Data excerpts
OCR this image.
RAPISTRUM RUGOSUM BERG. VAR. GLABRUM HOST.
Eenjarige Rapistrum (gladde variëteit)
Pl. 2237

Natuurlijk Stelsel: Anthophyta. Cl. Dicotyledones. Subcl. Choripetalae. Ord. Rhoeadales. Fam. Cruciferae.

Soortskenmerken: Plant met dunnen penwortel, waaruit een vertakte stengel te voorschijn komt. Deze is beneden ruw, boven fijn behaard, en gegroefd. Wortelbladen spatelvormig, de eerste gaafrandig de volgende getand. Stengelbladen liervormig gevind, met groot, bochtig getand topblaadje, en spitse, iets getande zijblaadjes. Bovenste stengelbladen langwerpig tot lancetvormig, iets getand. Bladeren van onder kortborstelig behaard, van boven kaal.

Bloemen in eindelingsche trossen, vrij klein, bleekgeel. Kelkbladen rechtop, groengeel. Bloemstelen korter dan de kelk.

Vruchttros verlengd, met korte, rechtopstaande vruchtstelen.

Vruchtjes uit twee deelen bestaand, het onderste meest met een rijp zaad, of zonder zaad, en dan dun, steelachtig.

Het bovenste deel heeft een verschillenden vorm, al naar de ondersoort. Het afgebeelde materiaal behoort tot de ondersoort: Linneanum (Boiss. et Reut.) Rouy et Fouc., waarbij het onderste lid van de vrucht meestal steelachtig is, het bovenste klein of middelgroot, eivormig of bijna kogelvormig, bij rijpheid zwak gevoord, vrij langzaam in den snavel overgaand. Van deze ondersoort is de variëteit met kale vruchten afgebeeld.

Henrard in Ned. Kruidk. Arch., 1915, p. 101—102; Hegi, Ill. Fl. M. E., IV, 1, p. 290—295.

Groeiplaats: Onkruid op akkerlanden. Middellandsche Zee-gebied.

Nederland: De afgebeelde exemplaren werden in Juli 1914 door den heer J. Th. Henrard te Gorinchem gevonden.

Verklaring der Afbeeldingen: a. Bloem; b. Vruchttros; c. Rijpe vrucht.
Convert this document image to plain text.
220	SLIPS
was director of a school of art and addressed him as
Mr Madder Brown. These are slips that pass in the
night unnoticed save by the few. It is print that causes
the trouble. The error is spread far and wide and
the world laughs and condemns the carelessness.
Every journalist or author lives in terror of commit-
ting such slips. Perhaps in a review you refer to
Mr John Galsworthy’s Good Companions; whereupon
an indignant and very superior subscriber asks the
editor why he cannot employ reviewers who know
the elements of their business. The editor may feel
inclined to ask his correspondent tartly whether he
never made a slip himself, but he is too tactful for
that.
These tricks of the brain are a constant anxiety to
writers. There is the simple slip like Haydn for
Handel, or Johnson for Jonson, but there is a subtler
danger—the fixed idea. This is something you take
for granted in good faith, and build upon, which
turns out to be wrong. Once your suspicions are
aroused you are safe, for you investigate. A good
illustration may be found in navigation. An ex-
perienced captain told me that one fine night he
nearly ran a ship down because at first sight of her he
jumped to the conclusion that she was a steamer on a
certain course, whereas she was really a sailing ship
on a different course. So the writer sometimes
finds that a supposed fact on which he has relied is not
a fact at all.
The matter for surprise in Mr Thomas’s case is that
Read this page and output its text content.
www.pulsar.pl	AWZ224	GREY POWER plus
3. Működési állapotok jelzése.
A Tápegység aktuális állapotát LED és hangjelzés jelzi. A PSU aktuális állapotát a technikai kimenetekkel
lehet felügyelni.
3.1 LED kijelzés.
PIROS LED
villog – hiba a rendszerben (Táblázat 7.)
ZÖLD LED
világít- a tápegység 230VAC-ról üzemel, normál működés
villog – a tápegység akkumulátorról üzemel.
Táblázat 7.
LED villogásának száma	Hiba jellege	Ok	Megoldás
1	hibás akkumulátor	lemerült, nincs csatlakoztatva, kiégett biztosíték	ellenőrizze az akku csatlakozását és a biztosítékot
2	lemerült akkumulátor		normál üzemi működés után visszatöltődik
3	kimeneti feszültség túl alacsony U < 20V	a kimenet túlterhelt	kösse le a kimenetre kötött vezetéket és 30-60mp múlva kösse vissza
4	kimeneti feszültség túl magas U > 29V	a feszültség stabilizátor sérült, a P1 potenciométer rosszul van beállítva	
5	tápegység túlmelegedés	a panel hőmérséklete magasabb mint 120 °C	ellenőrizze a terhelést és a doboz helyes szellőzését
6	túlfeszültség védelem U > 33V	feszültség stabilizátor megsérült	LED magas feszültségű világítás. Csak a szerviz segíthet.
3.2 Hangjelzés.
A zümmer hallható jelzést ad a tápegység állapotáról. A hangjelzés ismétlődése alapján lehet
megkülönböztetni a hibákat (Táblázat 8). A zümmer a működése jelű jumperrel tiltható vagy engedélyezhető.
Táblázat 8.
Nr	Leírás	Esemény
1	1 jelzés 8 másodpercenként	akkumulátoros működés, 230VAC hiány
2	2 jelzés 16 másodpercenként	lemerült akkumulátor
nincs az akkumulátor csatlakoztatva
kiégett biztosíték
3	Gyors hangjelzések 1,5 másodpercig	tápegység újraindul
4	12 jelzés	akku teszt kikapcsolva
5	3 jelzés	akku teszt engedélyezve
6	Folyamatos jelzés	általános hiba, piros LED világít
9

■ **THE REQUEST**
Restate the data above word for word, please.

■ **OUTPUT OF THE EXERCISE**
OCR this image.
RAPISTRUM RUGOSUM BERG. VAR. GLABRUM HOST.
Eenjarige Rapistrum (gladde variëteit)
Pl. 2237

Natuurlijk Stelsel: Anthophyta. Cl. Dicotyledones. Subcl. Choripetalae. Ord. Rhoeadales. Fam. Cruciferae.

Soortskenmerken: Plant met dunnen penwortel, waaruit een vertakte stengel te voorschijn komt. Deze is beneden ruw, boven fijn behaard, en gegroefd. Wortelbladen spatelvormig, de eerste gaafrandig de volgende getand. Stengelbladen liervormig gevind, met groot, bochtig getand topblaadje, en spitse, iets getande zijblaadjes. Bovenste stengelbladen langwerpig tot lancetvormig, iets getand. Bladeren van onder kortborstelig behaard, van boven kaal.

Bloemen in eindelingsche trossen, vrij klein, bleekgeel. Kelkbladen rechtop, groengeel. Bloemstelen korter dan de kelk.

Vruchttros verlengd, met korte, rechtopstaande vruchtstelen.

Vruchtjes uit twee deelen bestaand, het onderste meest met een rijp zaad, of zonder zaad, en dan dun, steelachtig.

Het bovenste deel heeft een verschillenden vorm, al naar de ondersoort. Het afgebeelde materiaal behoort tot de ondersoort: Linneanum (Boiss. et Reut.) Rouy et Fouc., waarbij het onderste lid van de vrucht meestal steelachtig is, het bovenste klein of middelgroot, eivormig of bijna kogelvormig, bij rijpheid zwak gevoord, vrij langzaam in den snavel overgaand. Van deze ondersoort is de variëteit met kale vruchten afgebeeld.

Henrard in Ned. Kruidk. Arch., 1915, p. 101—102; Hegi, Ill. Fl. M. E., IV, 1, p. 290—295.

Groeiplaats: Onkruid op akkerlanden. Middellandsche Zee-gebied.

Nederland: De afgebeelde exemplaren werden in Juli 1914 door den heer J. Th. Henrard te Gorinchem gevonden.

Verklaring der Afbeeldingen: a. Bloem; b. Vruchttros; c. Rijpe vrucht.
Convert this document image to plain text.
220	SLIPS
was director of a school of art and addressed him as
Mr Madder Brown. These are slips that pass in the
night unnoticed save by the few. It is print that causes
the trouble. The error is spread far and wide and
the world laughs and condemns the carelessness.
Every journalist or author lives in terror of commit-
ting such slips. Perhaps in a review you refer to
Mr John Galsworthy’s Good Companions; whereupon
an indignant and very superior subscriber asks the
editor why he cannot employ reviewers who know
the elements of their business. The editor may feel
inclined to ask his correspondent tartly whether he
never made a slip himself, but he is too tactful for
that.
These tricks of the brain are a constant anxiety to
writers. There is the simple slip like Haydn for
Handel, or Johnson for Jonson, but there is a subtler
danger—the fixed idea. This is something you take
for granted in good faith, and build upon, which
turns out to be wrong. Once your suspicions are
aroused you are safe, for you investigate. A good
illustration may be found in navigation. An ex-
perienced captain told me that one fine night he
nearly ran a ship down because at first sight of her he
jumped to the conclusion that she was a steamer on a
certain course, whereas she was really a sailing ship
on a different course. So the writer sometimes
finds that a supposed fact on which he has relied is not
a fact at all.
The matter for surprise in Mr Thomas’s case is that
Read this page and output its text content.
www.pulsar.pl	AWZ224	GREY POWER plus
3. Működési állapotok jelzése.
A Tápegység aktuális állapotát LED és hangjelzés jelzi. A PSU aktuális állapotát a technikai kimenetekkel
lehet felügyelni.
3.1 LED kijelzés.
PIROS LED
villog – hiba a rendszerben (Táblázat 7.)
ZÖLD LED
világít- a tápegység 230VAC-ról üzemel, normál működés
villog – a tápegység akkumulátorról üzemel.
Táblázat 7.
LED villogásának száma	Hiba jellege	Ok	Megoldás
1	hibás akkumulátor	lemerült, nincs csatlakoztatva, kiégett biztosíték	ellenőrizze az akku csatlakozását és a biztosítékot
2	lemerült akkumulátor		normál üzemi működés után visszatöltődik
3	kimeneti feszültség túl alacsony U < 20V	a kimenet túlterhelt	kösse le a kimenetre kötött vezetéket és 30-60mp múlva kösse vissza
4	kimeneti feszültség túl magas U > 29V	a feszültség stabilizátor sérült, a P1 potenciométer rosszul van beállítva	
5	tápegység túlmelegedés	a panel hőmérséklete magasabb mint 120 °C	ellenőrizze a terhelést és a doboz helyes szellőzését
6	túlfeszültség védelem U > 33V	feszültség stabilizátor megsérült	LED magas feszültségű világítás. Csak a szerviz segíthet.
3.2 Hangjelzés.
A zümmer hallható jelzést ad a tápegység állapotáról. A hangjelzés ismétlődése alapján lehet
megkülönböztetni a hibákat (Táblázat 8). A zümmer a működése jelű jumperrel tiltható vagy engedélyezhető.
Táblázat 8.
Nr	Leírás	Esemény
1	1 jelzés 8 másodpercenként	akkumulátoros működés, 230VAC hiány
2	2 jelzés 16 másodpercenként	lemerült akkumulátor
nincs az akkumulátor csatlakoztatva
kiégett biztosíték
3	Gyors hangjelzések 1,5 másodpercig	tápegység újraindul
4	12 jelzés	akku teszt kikapcsolva
5	3 jelzés	akku teszt engedélyezve
6	Folyamatos jelzés	általános hiba, piros LED világít
9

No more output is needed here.